* _Input for this task_
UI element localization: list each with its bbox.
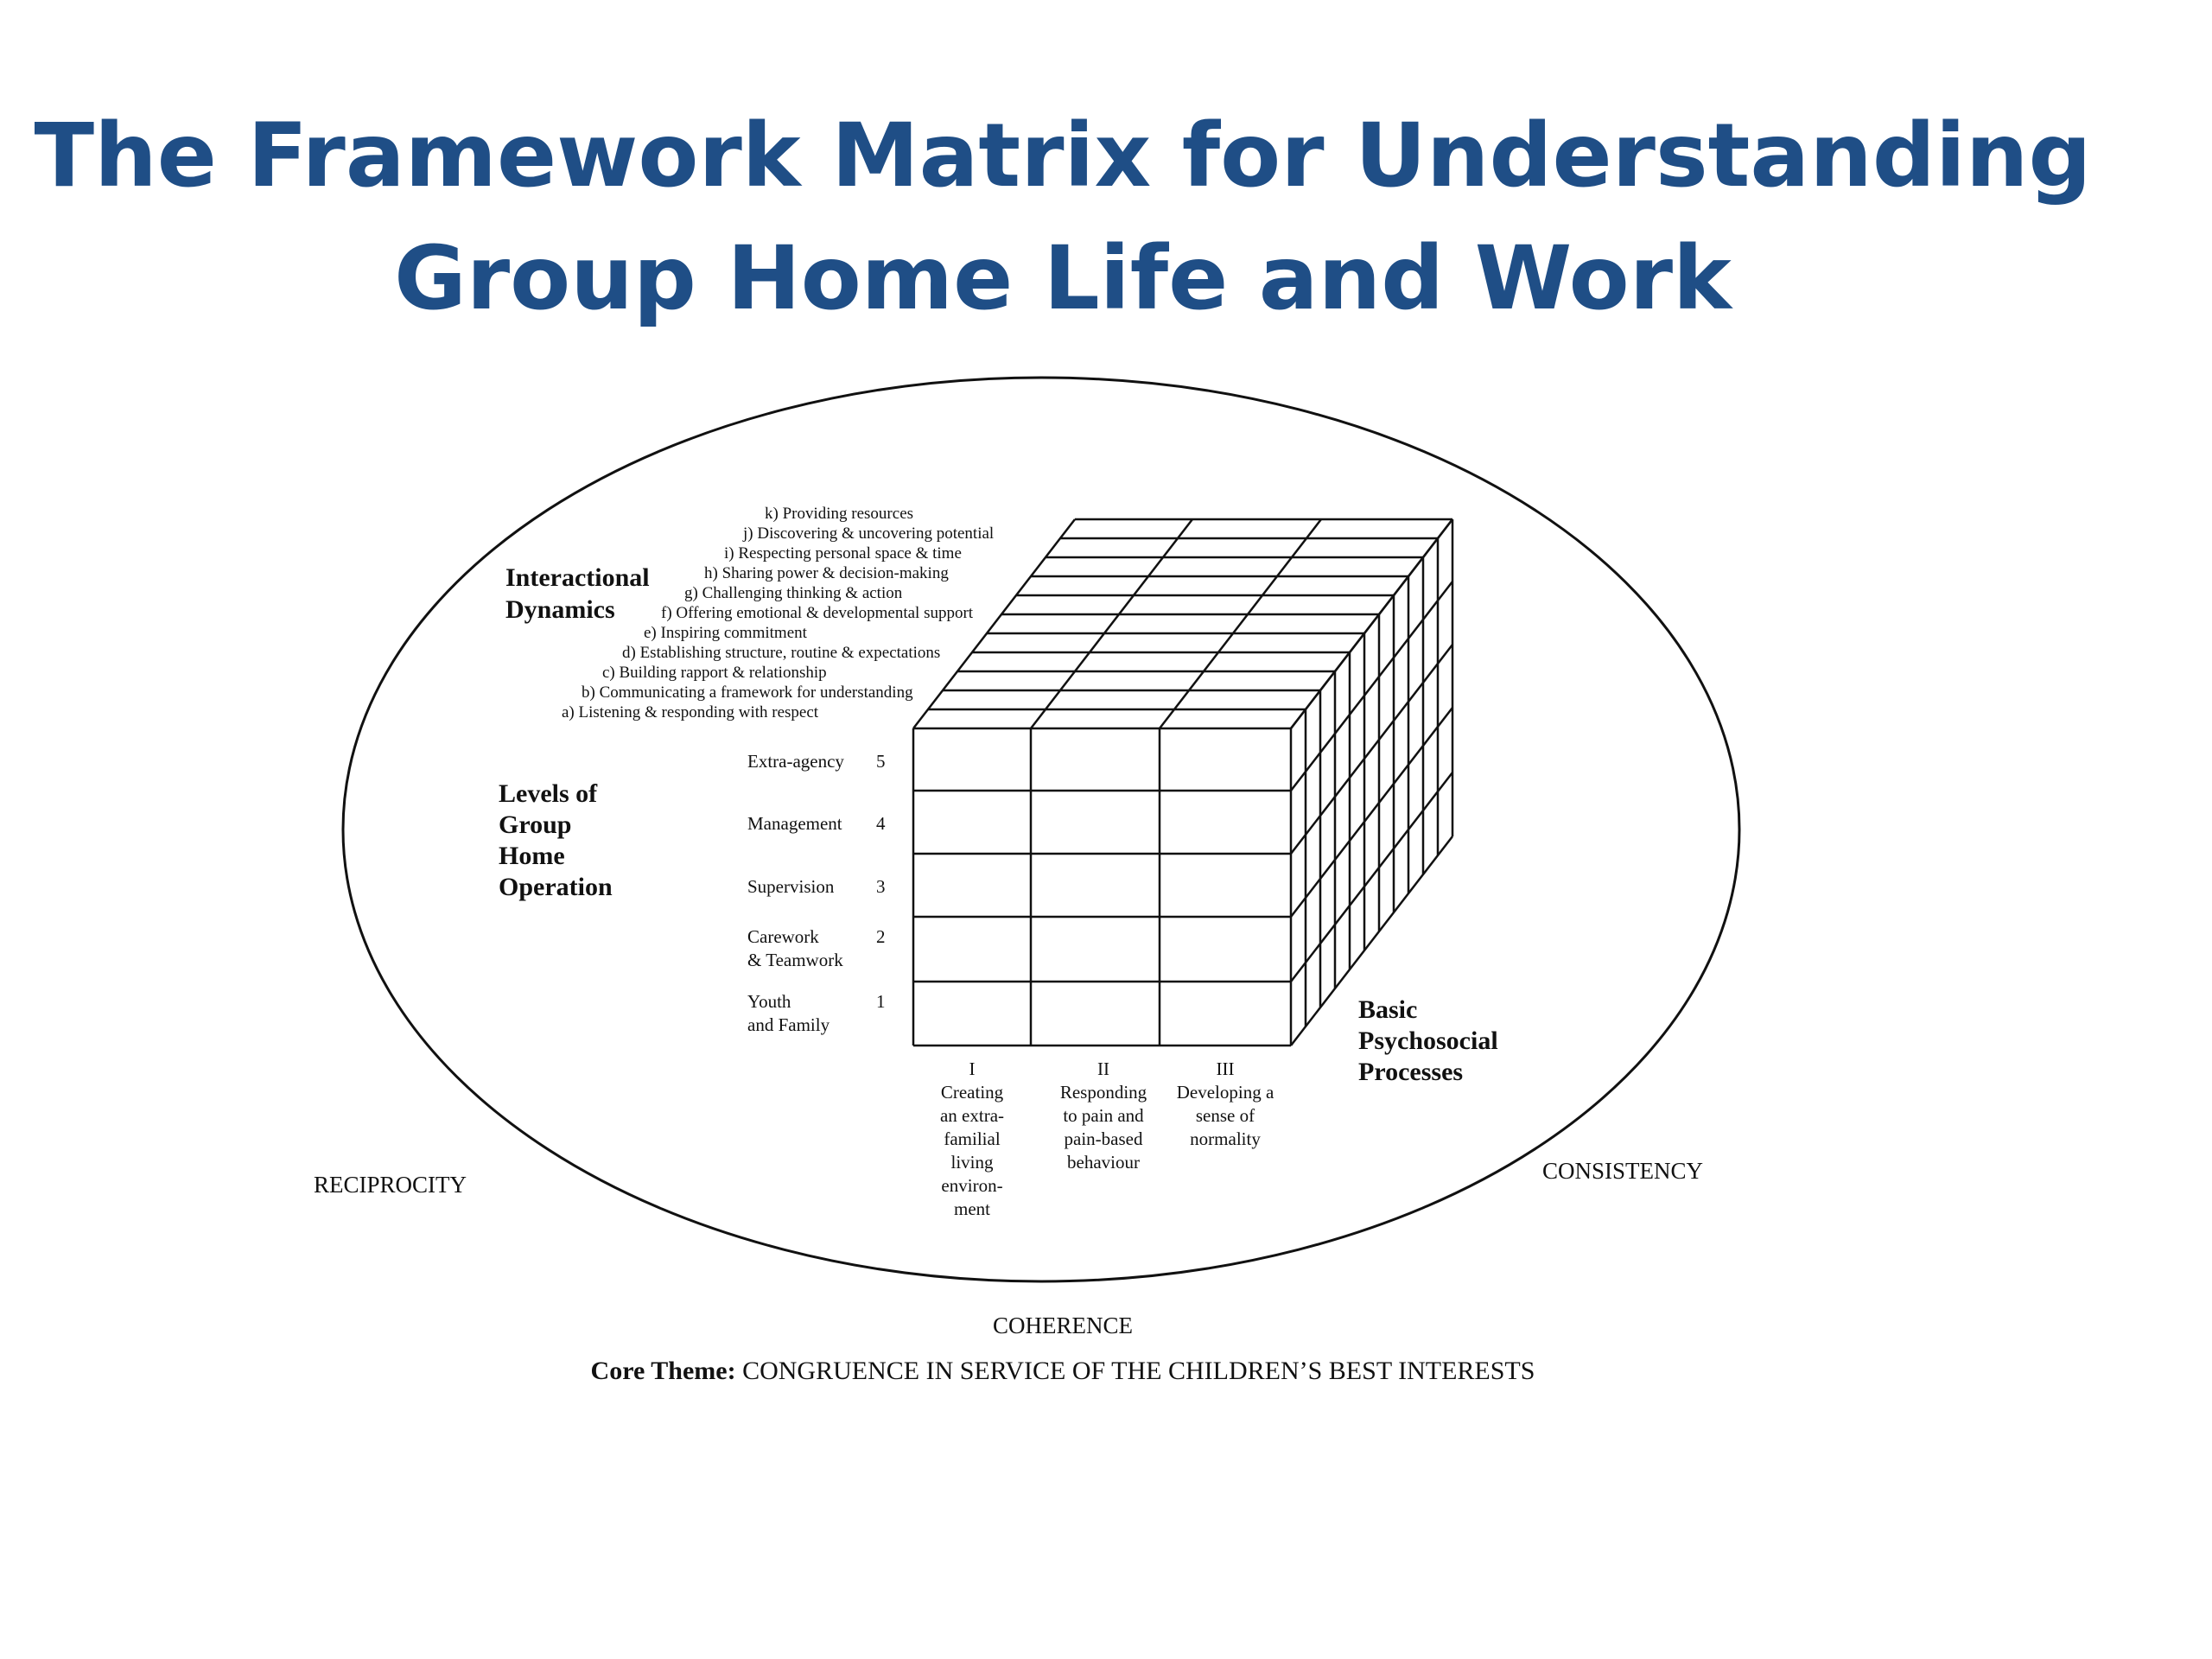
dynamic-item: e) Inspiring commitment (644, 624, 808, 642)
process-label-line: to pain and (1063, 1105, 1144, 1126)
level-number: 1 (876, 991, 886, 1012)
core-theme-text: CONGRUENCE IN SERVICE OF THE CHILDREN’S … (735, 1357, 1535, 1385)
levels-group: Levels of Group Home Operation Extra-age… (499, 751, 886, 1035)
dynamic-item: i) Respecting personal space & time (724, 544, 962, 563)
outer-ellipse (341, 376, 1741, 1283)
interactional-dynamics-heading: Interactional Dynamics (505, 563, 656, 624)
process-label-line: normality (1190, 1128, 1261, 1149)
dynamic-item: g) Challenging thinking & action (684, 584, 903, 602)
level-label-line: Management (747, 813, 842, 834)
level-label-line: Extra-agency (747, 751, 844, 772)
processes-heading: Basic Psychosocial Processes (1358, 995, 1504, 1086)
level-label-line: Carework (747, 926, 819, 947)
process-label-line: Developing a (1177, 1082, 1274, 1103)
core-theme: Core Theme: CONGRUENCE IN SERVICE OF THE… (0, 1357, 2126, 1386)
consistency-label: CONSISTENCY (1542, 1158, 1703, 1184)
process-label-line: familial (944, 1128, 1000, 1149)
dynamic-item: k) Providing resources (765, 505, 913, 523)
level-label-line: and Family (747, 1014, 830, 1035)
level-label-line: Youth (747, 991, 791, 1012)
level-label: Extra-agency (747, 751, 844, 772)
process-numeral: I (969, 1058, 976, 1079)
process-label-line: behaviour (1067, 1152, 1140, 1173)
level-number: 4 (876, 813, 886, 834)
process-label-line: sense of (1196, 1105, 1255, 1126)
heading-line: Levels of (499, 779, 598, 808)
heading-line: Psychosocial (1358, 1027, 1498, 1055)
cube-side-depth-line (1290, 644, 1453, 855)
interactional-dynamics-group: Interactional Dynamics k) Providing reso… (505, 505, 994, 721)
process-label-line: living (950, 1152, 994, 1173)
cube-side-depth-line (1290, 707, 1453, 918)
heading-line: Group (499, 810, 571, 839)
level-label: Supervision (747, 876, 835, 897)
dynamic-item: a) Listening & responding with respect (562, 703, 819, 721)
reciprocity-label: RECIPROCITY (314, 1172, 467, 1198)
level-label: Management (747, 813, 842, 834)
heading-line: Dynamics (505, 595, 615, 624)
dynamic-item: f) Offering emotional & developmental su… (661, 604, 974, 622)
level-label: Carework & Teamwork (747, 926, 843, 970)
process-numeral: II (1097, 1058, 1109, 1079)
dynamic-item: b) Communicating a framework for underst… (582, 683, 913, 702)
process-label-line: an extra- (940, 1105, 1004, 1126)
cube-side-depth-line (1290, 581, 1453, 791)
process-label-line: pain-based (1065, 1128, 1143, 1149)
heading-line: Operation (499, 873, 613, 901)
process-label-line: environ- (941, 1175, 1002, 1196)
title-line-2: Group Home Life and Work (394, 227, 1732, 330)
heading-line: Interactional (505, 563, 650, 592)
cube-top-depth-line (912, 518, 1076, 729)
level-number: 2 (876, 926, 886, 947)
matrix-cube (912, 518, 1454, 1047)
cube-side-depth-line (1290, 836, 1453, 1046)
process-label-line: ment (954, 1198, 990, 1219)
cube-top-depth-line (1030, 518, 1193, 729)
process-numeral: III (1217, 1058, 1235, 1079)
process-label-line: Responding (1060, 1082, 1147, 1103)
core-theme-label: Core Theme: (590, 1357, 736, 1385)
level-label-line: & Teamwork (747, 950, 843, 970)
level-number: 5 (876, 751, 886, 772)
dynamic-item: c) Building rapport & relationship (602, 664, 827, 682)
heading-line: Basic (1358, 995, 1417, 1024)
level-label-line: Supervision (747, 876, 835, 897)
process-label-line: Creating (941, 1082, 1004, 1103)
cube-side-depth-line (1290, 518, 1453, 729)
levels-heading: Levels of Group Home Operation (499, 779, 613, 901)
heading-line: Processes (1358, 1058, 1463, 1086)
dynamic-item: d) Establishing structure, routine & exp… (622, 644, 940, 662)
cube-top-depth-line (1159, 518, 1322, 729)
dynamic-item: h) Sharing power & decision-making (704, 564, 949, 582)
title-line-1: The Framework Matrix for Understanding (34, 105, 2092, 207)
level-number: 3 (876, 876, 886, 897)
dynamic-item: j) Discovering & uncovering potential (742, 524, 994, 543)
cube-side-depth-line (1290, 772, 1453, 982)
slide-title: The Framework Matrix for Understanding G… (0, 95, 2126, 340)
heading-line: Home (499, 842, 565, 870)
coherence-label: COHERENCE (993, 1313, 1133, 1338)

* _Problem_
Copy the material above verbatim, leaving out any pictures.

* _Correct answer_
UI element localization: list each with its bbox.
dynamic-item: e) Inspiring commitment (644, 624, 808, 642)
process-label-line: to pain and (1063, 1105, 1144, 1126)
level-number: 1 (876, 991, 886, 1012)
core-theme-text: CONGRUENCE IN SERVICE OF THE CHILDREN’S … (735, 1357, 1535, 1385)
levels-group: Levels of Group Home Operation Extra-age… (499, 751, 886, 1035)
dynamic-item: i) Respecting personal space & time (724, 544, 962, 563)
outer-ellipse (341, 376, 1741, 1283)
interactional-dynamics-heading: Interactional Dynamics (505, 563, 656, 624)
process-label-line: normality (1190, 1128, 1261, 1149)
dynamic-item: g) Challenging thinking & action (684, 584, 903, 602)
level-label-line: Management (747, 813, 842, 834)
level-label-line: Extra-agency (747, 751, 844, 772)
processes-heading: Basic Psychosocial Processes (1358, 995, 1504, 1086)
level-label-line: Carework (747, 926, 819, 947)
process-label-line: Developing a (1177, 1082, 1274, 1103)
core-theme: Core Theme: CONGRUENCE IN SERVICE OF THE… (0, 1357, 2126, 1386)
consistency-label: CONSISTENCY (1542, 1158, 1703, 1184)
process-label-line: familial (944, 1128, 1000, 1149)
dynamic-item: k) Providing resources (765, 505, 913, 523)
level-label-line: and Family (747, 1014, 830, 1035)
level-label-line: Youth (747, 991, 791, 1012)
level-label: Extra-agency (747, 751, 844, 772)
process-numeral: I (969, 1058, 976, 1079)
process-label-line: behaviour (1067, 1152, 1140, 1173)
level-number: 4 (876, 813, 886, 834)
process-label-line: sense of (1196, 1105, 1255, 1126)
heading-line: Levels of (499, 779, 598, 808)
heading-line: Psychosocial (1358, 1027, 1498, 1055)
cube-side-depth-line (1290, 644, 1453, 855)
interactional-dynamics-group: Interactional Dynamics k) Providing reso… (505, 505, 994, 721)
process-label-line: living (950, 1152, 994, 1173)
cube-side-depth-line (1290, 707, 1453, 918)
heading-line: Group (499, 810, 571, 839)
level-label: Supervision (747, 876, 835, 897)
dynamic-item: a) Listening & responding with respect (562, 703, 819, 721)
reciprocity-label: RECIPROCITY (314, 1172, 467, 1198)
level-label: Management (747, 813, 842, 834)
heading-line: Dynamics (505, 595, 615, 624)
dynamic-item: f) Offering emotional & developmental su… (661, 604, 974, 622)
level-label: Carework & Teamwork (747, 926, 843, 970)
process-numeral: II (1097, 1058, 1109, 1079)
dynamic-item: b) Communicating a framework for underst… (582, 683, 913, 702)
process-label-line: an extra- (940, 1105, 1004, 1126)
cube-side-depth-line (1290, 581, 1453, 791)
process-label-line: pain-based (1065, 1128, 1143, 1149)
heading-line: Operation (499, 873, 613, 901)
process-label-line: environ- (941, 1175, 1002, 1196)
title-line-2: Group Home Life and Work (394, 227, 1732, 330)
heading-line: Interactional (505, 563, 650, 592)
cube-top-depth-line (912, 518, 1076, 729)
level-number: 2 (876, 926, 886, 947)
matrix-cube (912, 518, 1454, 1047)
cube-side-depth-line (1290, 836, 1453, 1046)
process-label-line: ment (954, 1198, 990, 1219)
cube-top-depth-line (1030, 518, 1193, 729)
process-numeral: III (1217, 1058, 1235, 1079)
process-label-line: Responding (1060, 1082, 1147, 1103)
core-theme-label: Core Theme: (590, 1357, 736, 1385)
level-label-line: & Teamwork (747, 950, 843, 970)
level-number: 5 (876, 751, 886, 772)
dynamic-item: c) Building rapport & relationship (602, 664, 827, 682)
heading-line: Basic (1358, 995, 1417, 1024)
level-label-line: Supervision (747, 876, 835, 897)
process-label-line: Creating (941, 1082, 1004, 1103)
cube-side-depth-line (1290, 518, 1453, 729)
levels-heading: Levels of Group Home Operation (499, 779, 613, 901)
heading-line: Processes (1358, 1058, 1463, 1086)
dynamic-item: d) Establishing structure, routine & exp… (622, 644, 940, 662)
cube-top-depth-line (1159, 518, 1322, 729)
dynamic-item: h) Sharing power & decision-making (704, 564, 949, 582)
title-line-1: The Framework Matrix for Understanding (34, 105, 2092, 207)
level-number: 3 (876, 876, 886, 897)
dynamic-item: j) Discovering & uncovering potential (742, 524, 994, 543)
cube-side-depth-line (1290, 772, 1453, 982)
slide-title: The Framework Matrix for Understanding G… (0, 95, 2126, 340)
heading-line: Home (499, 842, 565, 870)
coherence-label: COHERENCE (993, 1313, 1133, 1338)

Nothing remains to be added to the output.